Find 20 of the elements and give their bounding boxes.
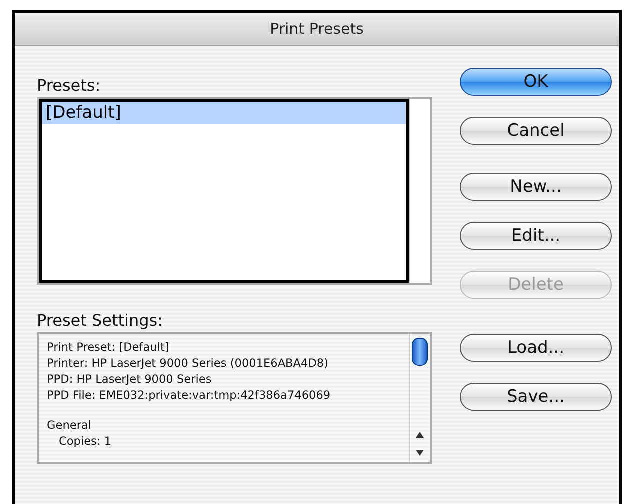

++++++++++

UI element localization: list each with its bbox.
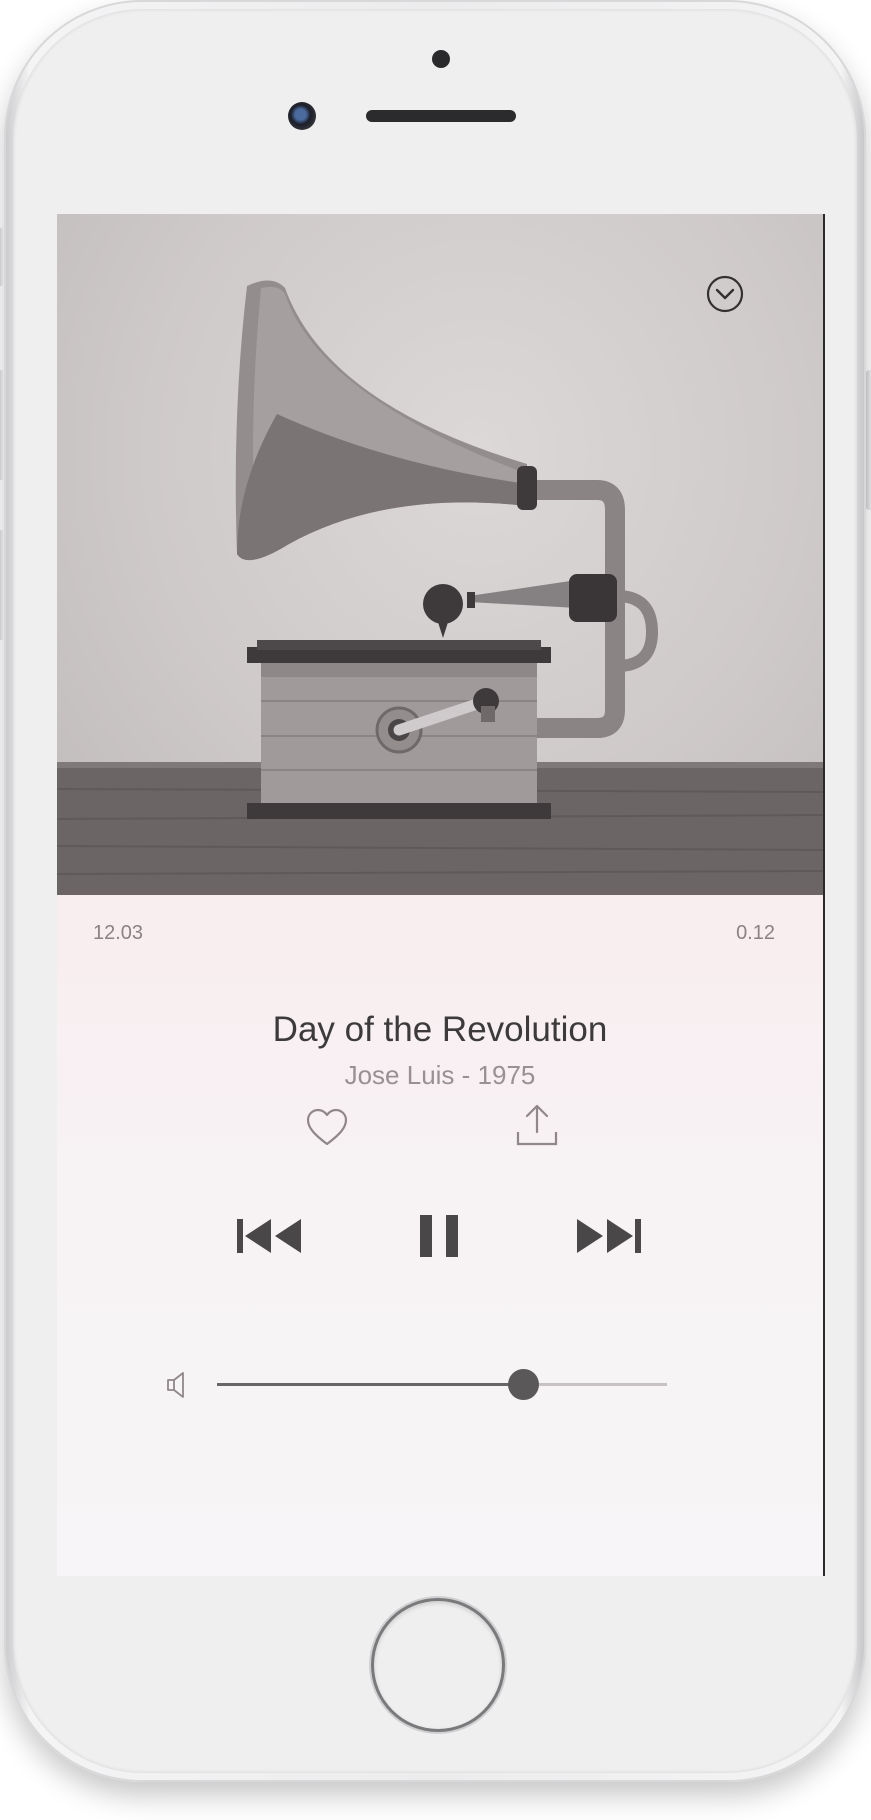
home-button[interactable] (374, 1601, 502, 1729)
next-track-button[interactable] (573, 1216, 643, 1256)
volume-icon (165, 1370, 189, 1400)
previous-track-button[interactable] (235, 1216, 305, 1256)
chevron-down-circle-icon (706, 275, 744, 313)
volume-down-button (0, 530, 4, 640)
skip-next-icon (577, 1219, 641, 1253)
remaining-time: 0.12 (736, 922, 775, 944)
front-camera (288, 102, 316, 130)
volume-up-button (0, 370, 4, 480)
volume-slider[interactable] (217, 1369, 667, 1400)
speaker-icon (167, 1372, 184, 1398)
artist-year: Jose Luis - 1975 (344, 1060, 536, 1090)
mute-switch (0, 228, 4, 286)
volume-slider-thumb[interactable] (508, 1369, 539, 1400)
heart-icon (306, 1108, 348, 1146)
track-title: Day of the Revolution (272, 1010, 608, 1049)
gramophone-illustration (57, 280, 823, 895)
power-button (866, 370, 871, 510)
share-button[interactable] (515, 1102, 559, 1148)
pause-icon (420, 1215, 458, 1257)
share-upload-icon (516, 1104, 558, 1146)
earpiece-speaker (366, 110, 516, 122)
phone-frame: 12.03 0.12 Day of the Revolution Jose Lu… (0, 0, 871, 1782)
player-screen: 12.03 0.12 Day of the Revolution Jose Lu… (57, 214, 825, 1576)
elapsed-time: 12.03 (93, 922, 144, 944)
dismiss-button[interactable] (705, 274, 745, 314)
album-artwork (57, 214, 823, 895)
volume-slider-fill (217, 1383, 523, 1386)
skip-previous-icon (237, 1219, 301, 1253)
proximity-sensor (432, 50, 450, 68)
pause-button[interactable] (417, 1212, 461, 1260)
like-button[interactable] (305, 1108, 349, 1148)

++++++++++

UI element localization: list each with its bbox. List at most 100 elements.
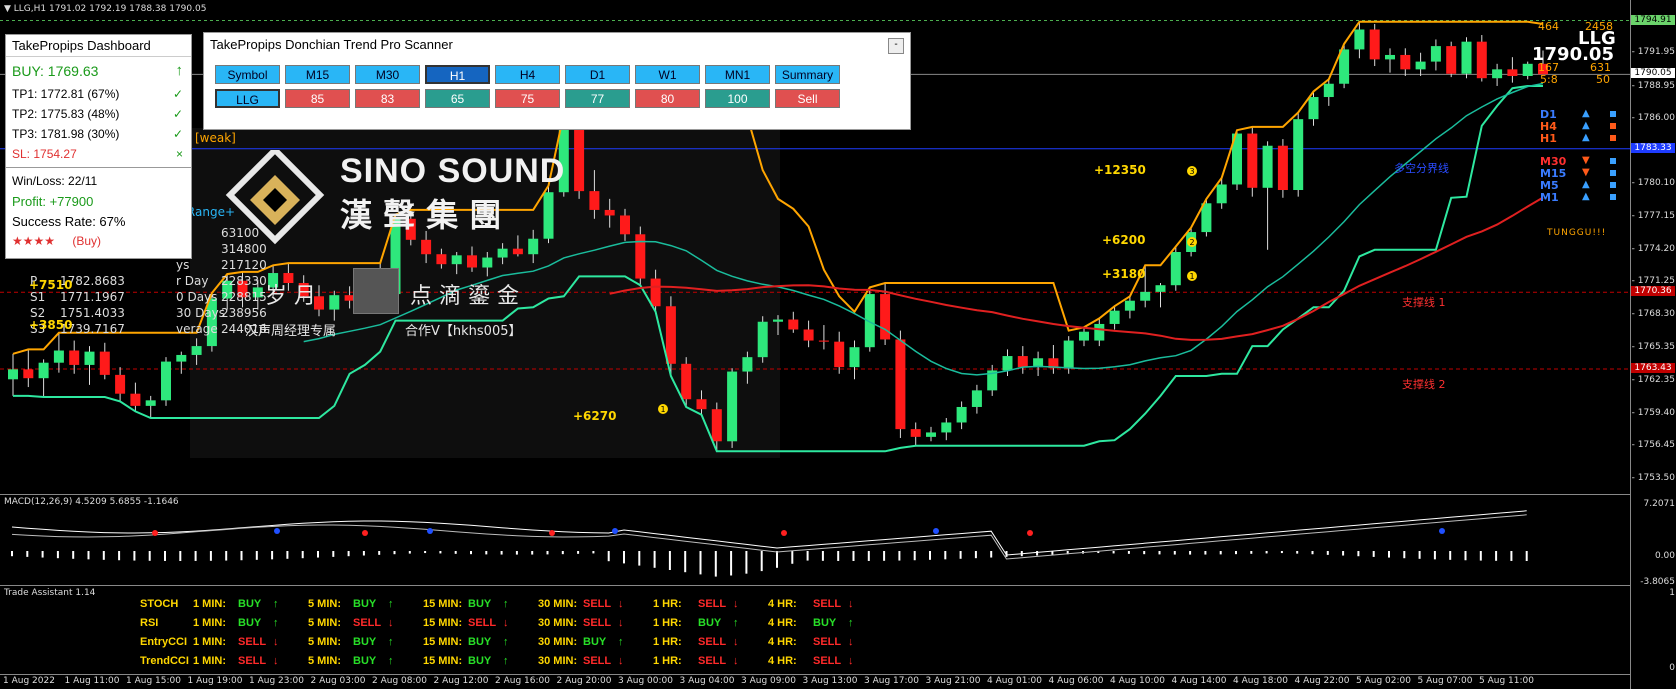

++++++++++

### What this task involves
List every line above that contains the string "down".

### Worked answer
chevron-down-circle-icon (706, 275, 744, 313)
volume-down-button (0, 530, 4, 640)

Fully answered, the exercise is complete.